__WRITTEN REQUEST__: Give back a single number, the count of lines containing the word "this".

▽

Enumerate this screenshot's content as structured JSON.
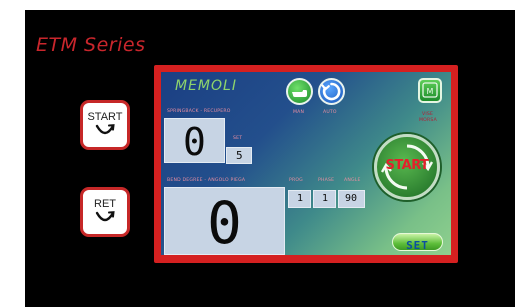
{
  "header": {
    "series_title": "ETM Series"
  },
  "side_buttons": {
    "start_label": "START",
    "ret_label": "RET"
  },
  "screen": {
    "brand": "MEMOLI",
    "springback_label": "SPRINGBACK - RECUPERO",
    "springback_value": "0",
    "set_label": "SET",
    "set_value": "5",
    "bend_label": "BEND DEGREE - ANGOLO PIEGA",
    "bend_value": "0",
    "prog_label": "PROG",
    "phase_label": "PHASE",
    "angle_label": "ANGLE",
    "prog_value": "1",
    "phase_value": "1",
    "angle_value": "90",
    "man_label": "MAN",
    "auto_label": "AUTO",
    "vise_label": "VISE",
    "morsa_label": "MORSA",
    "vise_icon_text": "M",
    "start_button_label": "START",
    "set_button_label": "SET"
  },
  "colors": {
    "frame": "#000000",
    "panel_border": "#d52020",
    "brand_green": "#8ed46c",
    "title_red": "#c9262c",
    "lcd": "#c7d4e4",
    "start_button": "#2f8d3a"
  },
  "icons": {
    "start_side": "undo-arc-icon",
    "ret_side": "undo-arc-icon",
    "manual": "hand-icon",
    "auto": "refresh-cycle-icon",
    "vise": "vise-clamp-icon",
    "start_main": "cycle-arrows-icon"
  }
}
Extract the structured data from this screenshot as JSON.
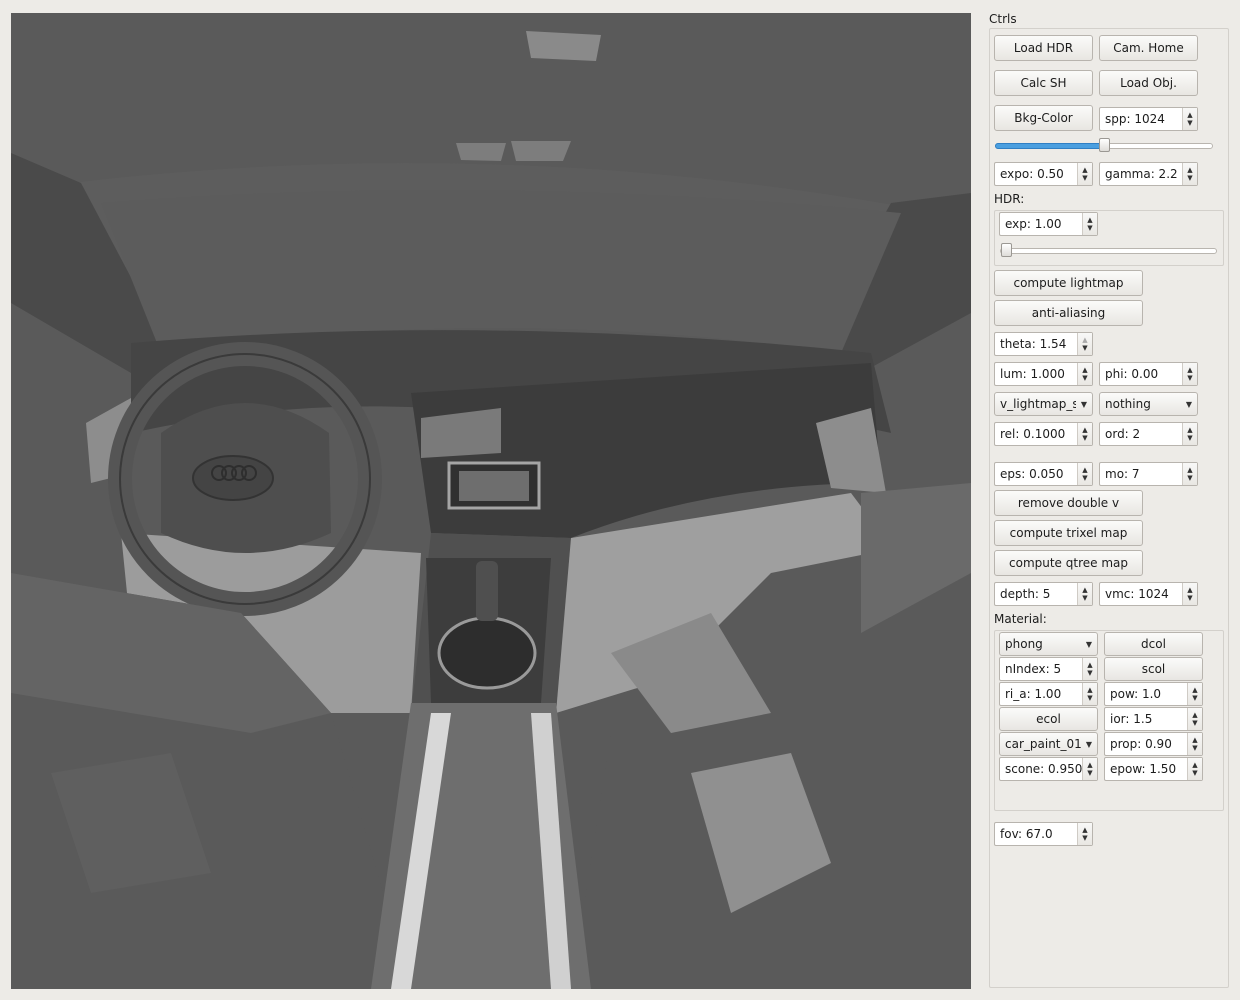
{
  "panel": {
    "title": "Ctrls",
    "load_hdr": "Load HDR",
    "cam_home": "Cam. Home",
    "calc_sh": "Calc SH",
    "load_obj": "Load Obj.",
    "bkg_color": "Bkg-Color",
    "spp": "spp: 1024",
    "spp_slider_level": 0.5,
    "expo": "expo: 0.50",
    "gamma": "gamma: 2.2",
    "hdr_label": "HDR:",
    "hdr_exp": "exp: 1.00",
    "hdr_slider_level": 0.0,
    "compute_lightmap": "compute lightmap",
    "anti_aliasing": "anti-aliasing",
    "theta": "theta: 1.54",
    "lum": "lum: 1.000",
    "phi": "phi: 0.00",
    "lightmap_select": "v_lightmap_s",
    "nothing_select": "nothing",
    "rel": "rel: 0.1000",
    "ord": "ord: 2",
    "eps": "eps: 0.050",
    "mo": "mo: 7",
    "remove_double": "remove double v",
    "compute_trixel": "compute trixel map",
    "compute_qtree": "compute qtree map",
    "depth": "depth: 5",
    "vmc": "vmc: 1024",
    "material_label": "Material:",
    "material": {
      "shader": "phong",
      "dcol": "dcol",
      "nindex": "nIndex: 5",
      "scol": "scol",
      "ri_a": "ri_a: 1.00",
      "pow": "pow: 1.0",
      "ecol": "ecol",
      "ior": "ior: 1.5",
      "material_select": "car_paint_01",
      "prop": "prop: 0.90",
      "scone": "scone: 0.950",
      "epow": "epow: 1.50"
    },
    "fov": "fov: 67.0"
  }
}
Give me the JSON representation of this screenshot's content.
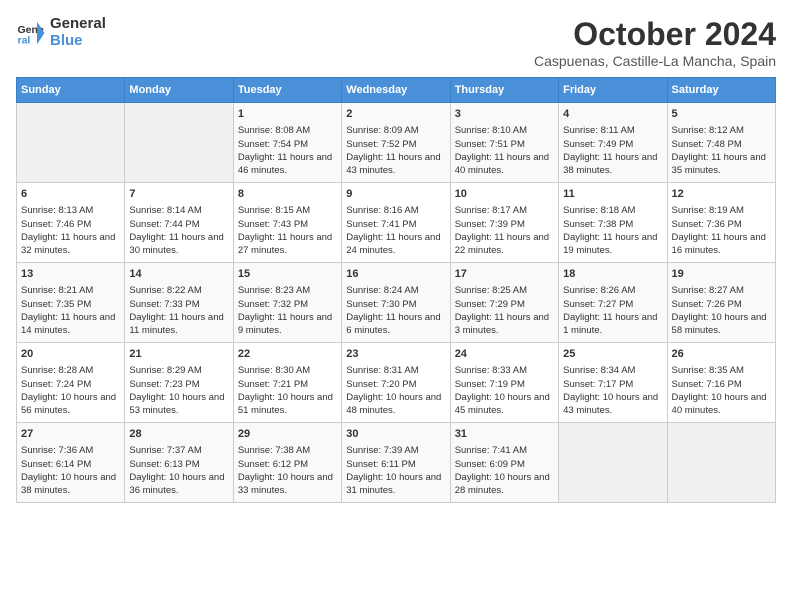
{
  "logo": {
    "line1": "General",
    "line2": "Blue"
  },
  "title": "October 2024",
  "location": "Caspuenas, Castille-La Mancha, Spain",
  "days_of_week": [
    "Sunday",
    "Monday",
    "Tuesday",
    "Wednesday",
    "Thursday",
    "Friday",
    "Saturday"
  ],
  "weeks": [
    [
      {
        "day": "",
        "sunrise": "",
        "sunset": "",
        "daylight": ""
      },
      {
        "day": "",
        "sunrise": "",
        "sunset": "",
        "daylight": ""
      },
      {
        "day": "1",
        "sunrise": "Sunrise: 8:08 AM",
        "sunset": "Sunset: 7:54 PM",
        "daylight": "Daylight: 11 hours and 46 minutes."
      },
      {
        "day": "2",
        "sunrise": "Sunrise: 8:09 AM",
        "sunset": "Sunset: 7:52 PM",
        "daylight": "Daylight: 11 hours and 43 minutes."
      },
      {
        "day": "3",
        "sunrise": "Sunrise: 8:10 AM",
        "sunset": "Sunset: 7:51 PM",
        "daylight": "Daylight: 11 hours and 40 minutes."
      },
      {
        "day": "4",
        "sunrise": "Sunrise: 8:11 AM",
        "sunset": "Sunset: 7:49 PM",
        "daylight": "Daylight: 11 hours and 38 minutes."
      },
      {
        "day": "5",
        "sunrise": "Sunrise: 8:12 AM",
        "sunset": "Sunset: 7:48 PM",
        "daylight": "Daylight: 11 hours and 35 minutes."
      }
    ],
    [
      {
        "day": "6",
        "sunrise": "Sunrise: 8:13 AM",
        "sunset": "Sunset: 7:46 PM",
        "daylight": "Daylight: 11 hours and 32 minutes."
      },
      {
        "day": "7",
        "sunrise": "Sunrise: 8:14 AM",
        "sunset": "Sunset: 7:44 PM",
        "daylight": "Daylight: 11 hours and 30 minutes."
      },
      {
        "day": "8",
        "sunrise": "Sunrise: 8:15 AM",
        "sunset": "Sunset: 7:43 PM",
        "daylight": "Daylight: 11 hours and 27 minutes."
      },
      {
        "day": "9",
        "sunrise": "Sunrise: 8:16 AM",
        "sunset": "Sunset: 7:41 PM",
        "daylight": "Daylight: 11 hours and 24 minutes."
      },
      {
        "day": "10",
        "sunrise": "Sunrise: 8:17 AM",
        "sunset": "Sunset: 7:39 PM",
        "daylight": "Daylight: 11 hours and 22 minutes."
      },
      {
        "day": "11",
        "sunrise": "Sunrise: 8:18 AM",
        "sunset": "Sunset: 7:38 PM",
        "daylight": "Daylight: 11 hours and 19 minutes."
      },
      {
        "day": "12",
        "sunrise": "Sunrise: 8:19 AM",
        "sunset": "Sunset: 7:36 PM",
        "daylight": "Daylight: 11 hours and 16 minutes."
      }
    ],
    [
      {
        "day": "13",
        "sunrise": "Sunrise: 8:21 AM",
        "sunset": "Sunset: 7:35 PM",
        "daylight": "Daylight: 11 hours and 14 minutes."
      },
      {
        "day": "14",
        "sunrise": "Sunrise: 8:22 AM",
        "sunset": "Sunset: 7:33 PM",
        "daylight": "Daylight: 11 hours and 11 minutes."
      },
      {
        "day": "15",
        "sunrise": "Sunrise: 8:23 AM",
        "sunset": "Sunset: 7:32 PM",
        "daylight": "Daylight: 11 hours and 9 minutes."
      },
      {
        "day": "16",
        "sunrise": "Sunrise: 8:24 AM",
        "sunset": "Sunset: 7:30 PM",
        "daylight": "Daylight: 11 hours and 6 minutes."
      },
      {
        "day": "17",
        "sunrise": "Sunrise: 8:25 AM",
        "sunset": "Sunset: 7:29 PM",
        "daylight": "Daylight: 11 hours and 3 minutes."
      },
      {
        "day": "18",
        "sunrise": "Sunrise: 8:26 AM",
        "sunset": "Sunset: 7:27 PM",
        "daylight": "Daylight: 11 hours and 1 minute."
      },
      {
        "day": "19",
        "sunrise": "Sunrise: 8:27 AM",
        "sunset": "Sunset: 7:26 PM",
        "daylight": "Daylight: 10 hours and 58 minutes."
      }
    ],
    [
      {
        "day": "20",
        "sunrise": "Sunrise: 8:28 AM",
        "sunset": "Sunset: 7:24 PM",
        "daylight": "Daylight: 10 hours and 56 minutes."
      },
      {
        "day": "21",
        "sunrise": "Sunrise: 8:29 AM",
        "sunset": "Sunset: 7:23 PM",
        "daylight": "Daylight: 10 hours and 53 minutes."
      },
      {
        "day": "22",
        "sunrise": "Sunrise: 8:30 AM",
        "sunset": "Sunset: 7:21 PM",
        "daylight": "Daylight: 10 hours and 51 minutes."
      },
      {
        "day": "23",
        "sunrise": "Sunrise: 8:31 AM",
        "sunset": "Sunset: 7:20 PM",
        "daylight": "Daylight: 10 hours and 48 minutes."
      },
      {
        "day": "24",
        "sunrise": "Sunrise: 8:33 AM",
        "sunset": "Sunset: 7:19 PM",
        "daylight": "Daylight: 10 hours and 45 minutes."
      },
      {
        "day": "25",
        "sunrise": "Sunrise: 8:34 AM",
        "sunset": "Sunset: 7:17 PM",
        "daylight": "Daylight: 10 hours and 43 minutes."
      },
      {
        "day": "26",
        "sunrise": "Sunrise: 8:35 AM",
        "sunset": "Sunset: 7:16 PM",
        "daylight": "Daylight: 10 hours and 40 minutes."
      }
    ],
    [
      {
        "day": "27",
        "sunrise": "Sunrise: 7:36 AM",
        "sunset": "Sunset: 6:14 PM",
        "daylight": "Daylight: 10 hours and 38 minutes."
      },
      {
        "day": "28",
        "sunrise": "Sunrise: 7:37 AM",
        "sunset": "Sunset: 6:13 PM",
        "daylight": "Daylight: 10 hours and 36 minutes."
      },
      {
        "day": "29",
        "sunrise": "Sunrise: 7:38 AM",
        "sunset": "Sunset: 6:12 PM",
        "daylight": "Daylight: 10 hours and 33 minutes."
      },
      {
        "day": "30",
        "sunrise": "Sunrise: 7:39 AM",
        "sunset": "Sunset: 6:11 PM",
        "daylight": "Daylight: 10 hours and 31 minutes."
      },
      {
        "day": "31",
        "sunrise": "Sunrise: 7:41 AM",
        "sunset": "Sunset: 6:09 PM",
        "daylight": "Daylight: 10 hours and 28 minutes."
      },
      {
        "day": "",
        "sunrise": "",
        "sunset": "",
        "daylight": ""
      },
      {
        "day": "",
        "sunrise": "",
        "sunset": "",
        "daylight": ""
      }
    ]
  ]
}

△

__SOLUTION__: 3